▶ **Dataset extract**:
────────────────

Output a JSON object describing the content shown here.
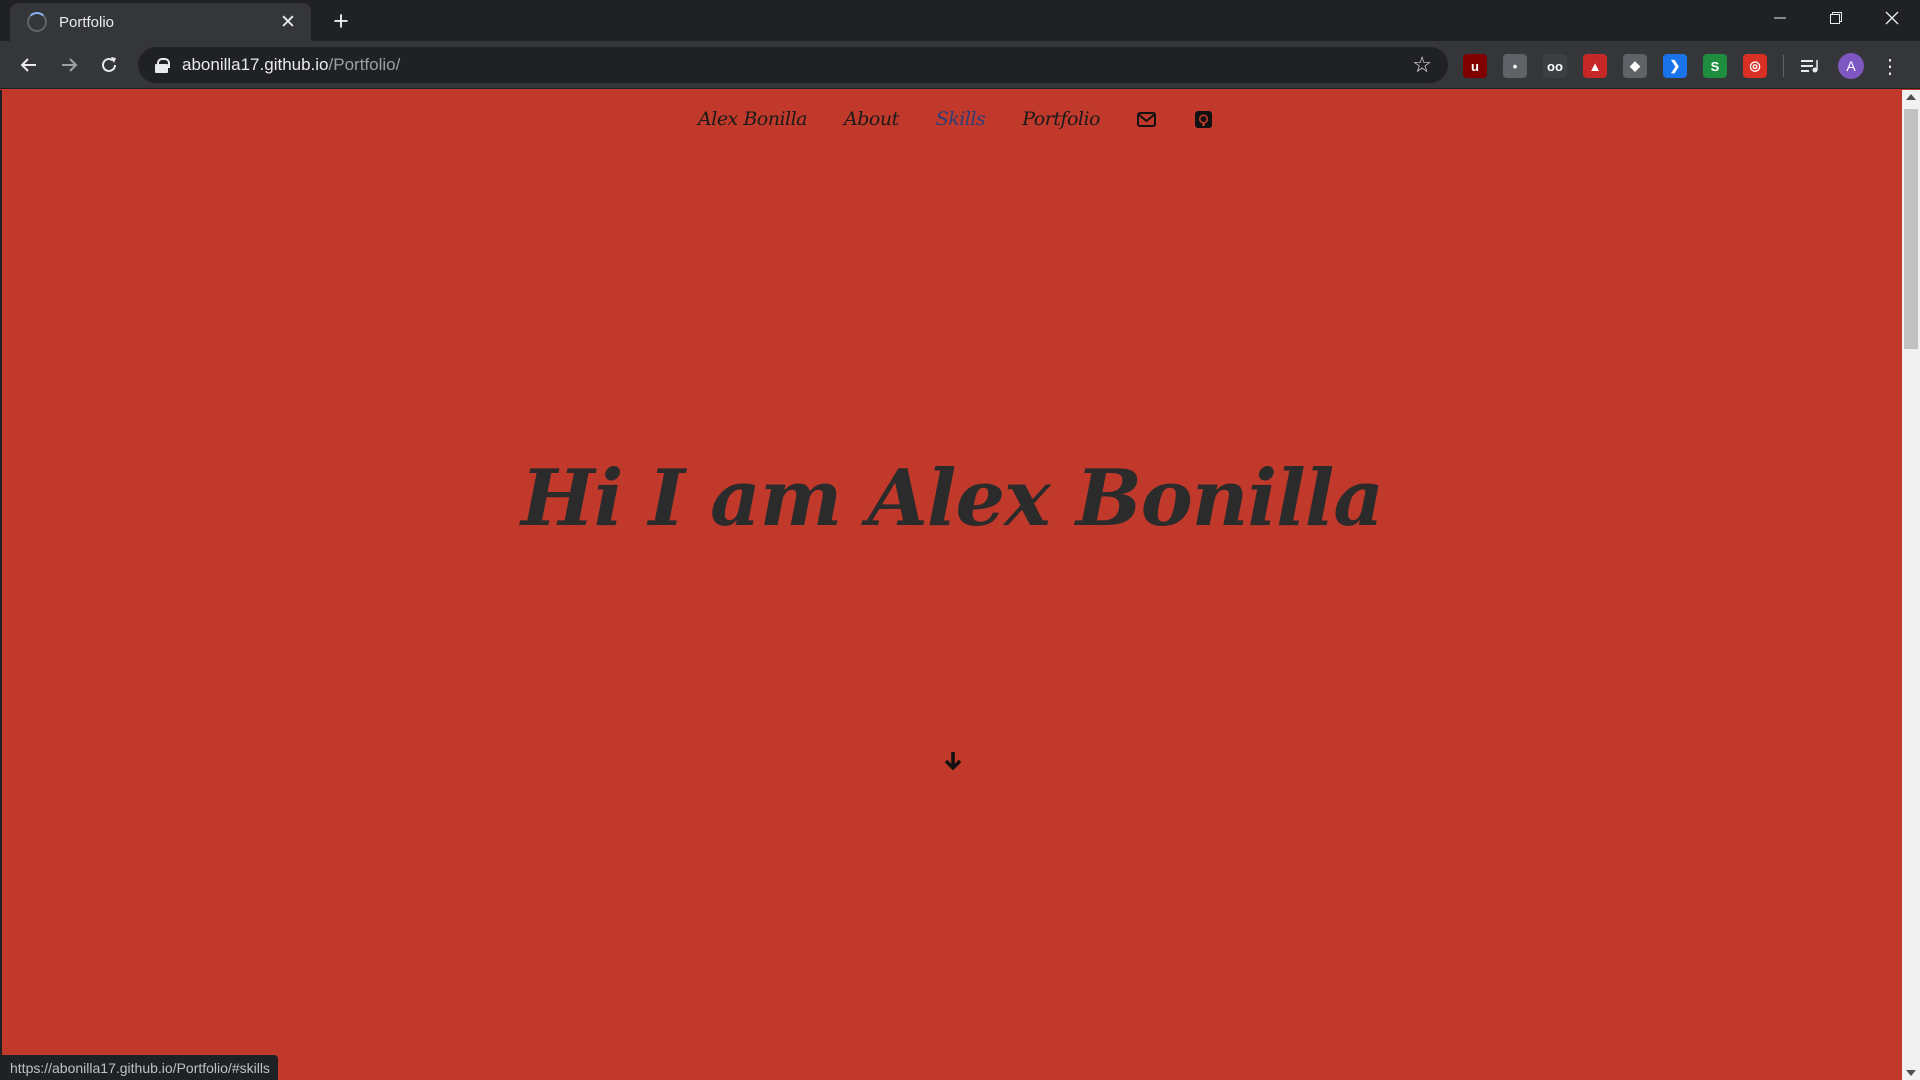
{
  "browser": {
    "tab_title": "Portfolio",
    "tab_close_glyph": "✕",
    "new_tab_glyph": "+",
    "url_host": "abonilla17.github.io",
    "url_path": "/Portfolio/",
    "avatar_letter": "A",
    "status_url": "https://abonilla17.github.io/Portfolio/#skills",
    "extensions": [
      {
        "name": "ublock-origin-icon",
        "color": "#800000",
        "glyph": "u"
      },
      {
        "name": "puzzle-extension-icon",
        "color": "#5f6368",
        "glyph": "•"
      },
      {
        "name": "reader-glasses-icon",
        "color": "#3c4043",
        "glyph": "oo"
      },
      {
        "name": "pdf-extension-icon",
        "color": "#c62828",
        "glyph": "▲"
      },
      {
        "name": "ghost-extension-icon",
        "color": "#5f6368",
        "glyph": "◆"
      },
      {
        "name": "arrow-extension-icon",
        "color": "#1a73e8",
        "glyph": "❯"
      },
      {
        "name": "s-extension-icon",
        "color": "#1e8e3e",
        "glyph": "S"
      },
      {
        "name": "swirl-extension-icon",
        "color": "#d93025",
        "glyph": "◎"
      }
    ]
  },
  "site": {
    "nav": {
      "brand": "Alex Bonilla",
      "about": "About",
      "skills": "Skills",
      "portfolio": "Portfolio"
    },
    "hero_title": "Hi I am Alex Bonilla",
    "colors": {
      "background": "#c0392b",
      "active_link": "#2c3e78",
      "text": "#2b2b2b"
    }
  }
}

────────────────

▶ **Task goal**:
Report how many lines of the data contain the word "skills", using the number alone.

▶ **Correct answer**:
2